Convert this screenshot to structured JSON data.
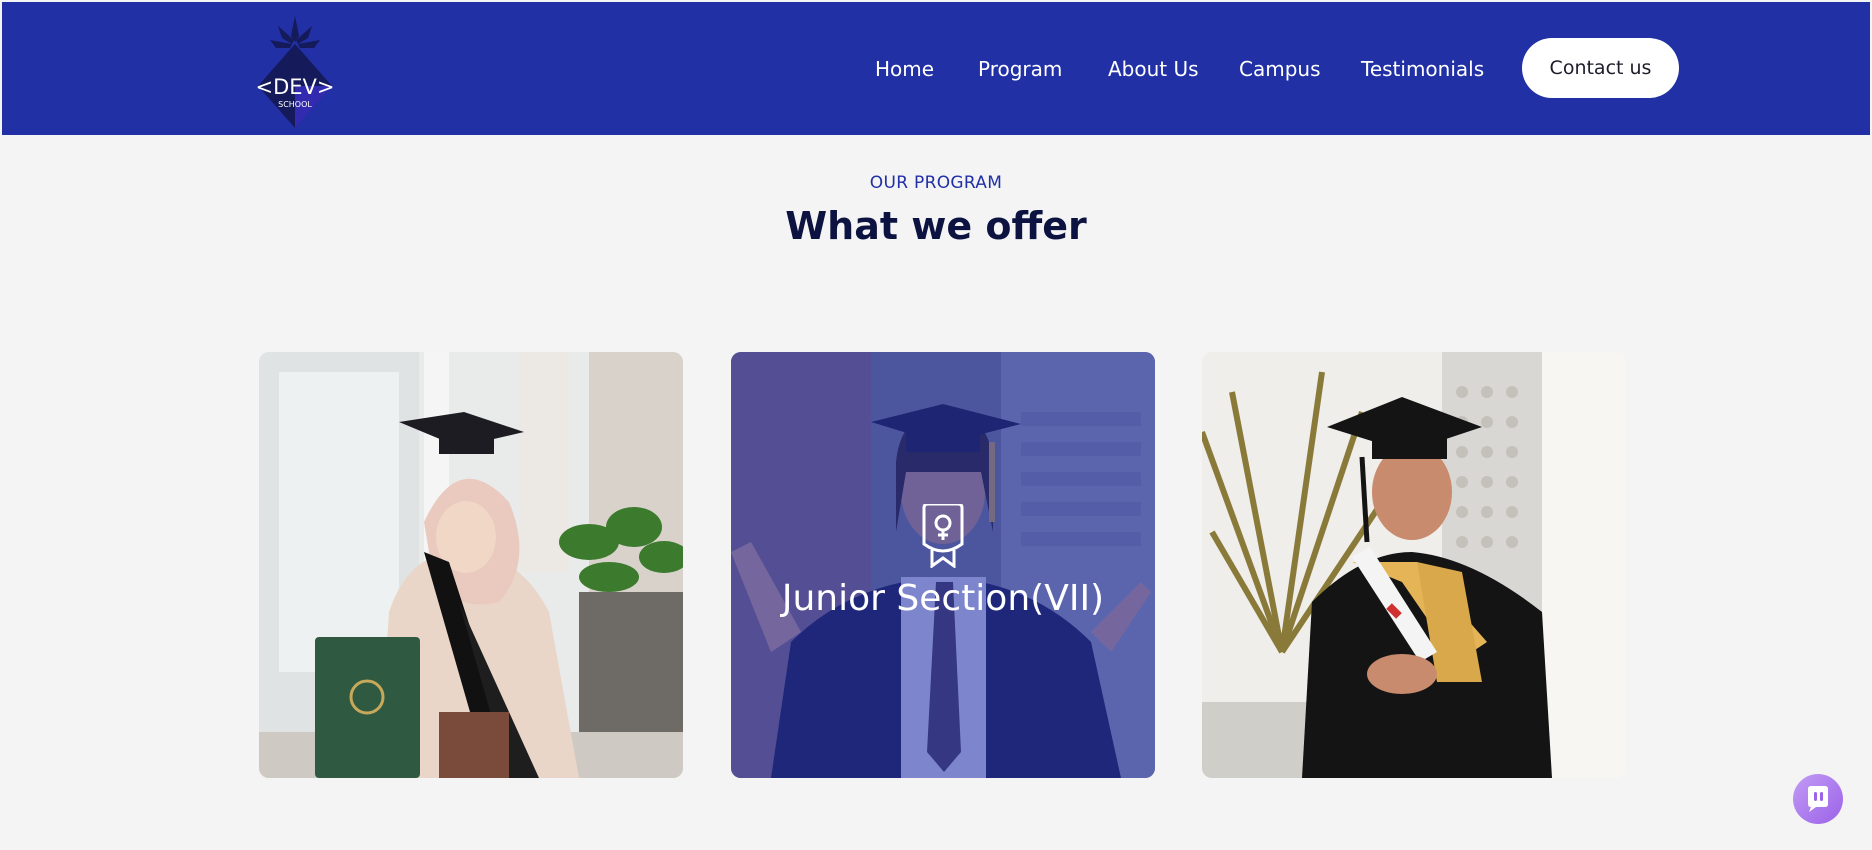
########
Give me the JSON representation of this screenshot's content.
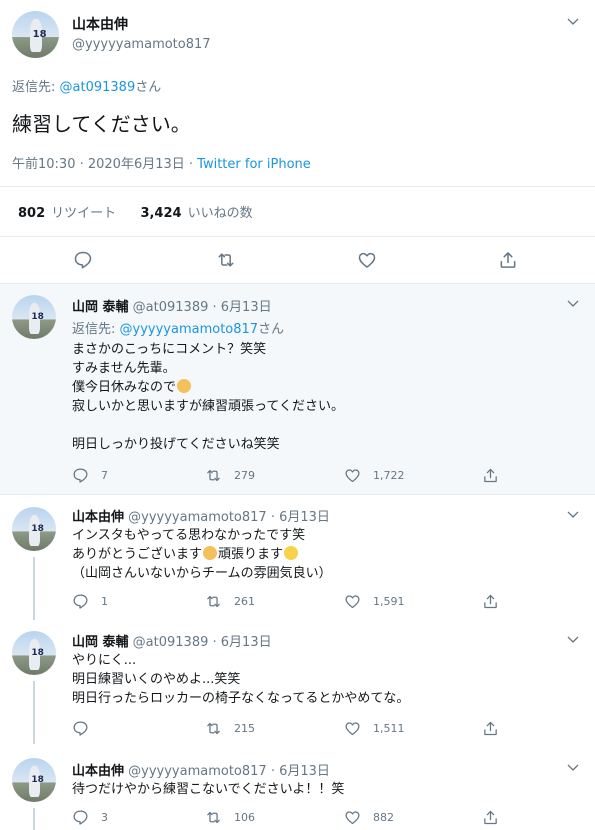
########
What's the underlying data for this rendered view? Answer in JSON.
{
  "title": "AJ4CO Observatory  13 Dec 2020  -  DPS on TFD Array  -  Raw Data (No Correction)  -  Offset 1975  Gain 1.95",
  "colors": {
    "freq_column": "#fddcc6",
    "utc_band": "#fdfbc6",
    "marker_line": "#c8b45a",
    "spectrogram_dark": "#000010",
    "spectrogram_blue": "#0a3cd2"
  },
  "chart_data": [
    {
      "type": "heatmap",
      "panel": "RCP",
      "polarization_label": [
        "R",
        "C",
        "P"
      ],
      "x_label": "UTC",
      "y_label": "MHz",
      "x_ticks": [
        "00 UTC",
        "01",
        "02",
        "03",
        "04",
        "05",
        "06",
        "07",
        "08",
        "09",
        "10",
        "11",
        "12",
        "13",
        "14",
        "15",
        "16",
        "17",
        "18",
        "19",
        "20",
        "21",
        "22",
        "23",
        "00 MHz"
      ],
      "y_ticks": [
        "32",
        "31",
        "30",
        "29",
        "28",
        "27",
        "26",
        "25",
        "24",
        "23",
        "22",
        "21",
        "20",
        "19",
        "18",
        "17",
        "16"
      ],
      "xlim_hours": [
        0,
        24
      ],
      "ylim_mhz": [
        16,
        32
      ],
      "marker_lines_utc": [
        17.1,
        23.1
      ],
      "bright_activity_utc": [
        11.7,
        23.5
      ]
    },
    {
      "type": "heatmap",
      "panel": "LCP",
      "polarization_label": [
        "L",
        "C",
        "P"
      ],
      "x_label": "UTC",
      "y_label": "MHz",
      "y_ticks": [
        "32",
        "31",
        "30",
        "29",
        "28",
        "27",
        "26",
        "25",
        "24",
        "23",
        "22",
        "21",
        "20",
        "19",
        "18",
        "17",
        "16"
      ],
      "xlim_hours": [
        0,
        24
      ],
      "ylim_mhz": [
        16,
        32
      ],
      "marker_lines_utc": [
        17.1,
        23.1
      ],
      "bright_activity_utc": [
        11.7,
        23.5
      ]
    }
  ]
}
########
* _Given exercise_:
Select, from the listing, all lines that include the word "screenshot".

* _Written response_:
Convert this screenshot to structured JSON data.
Give me the JSON representation of this screenshot's content.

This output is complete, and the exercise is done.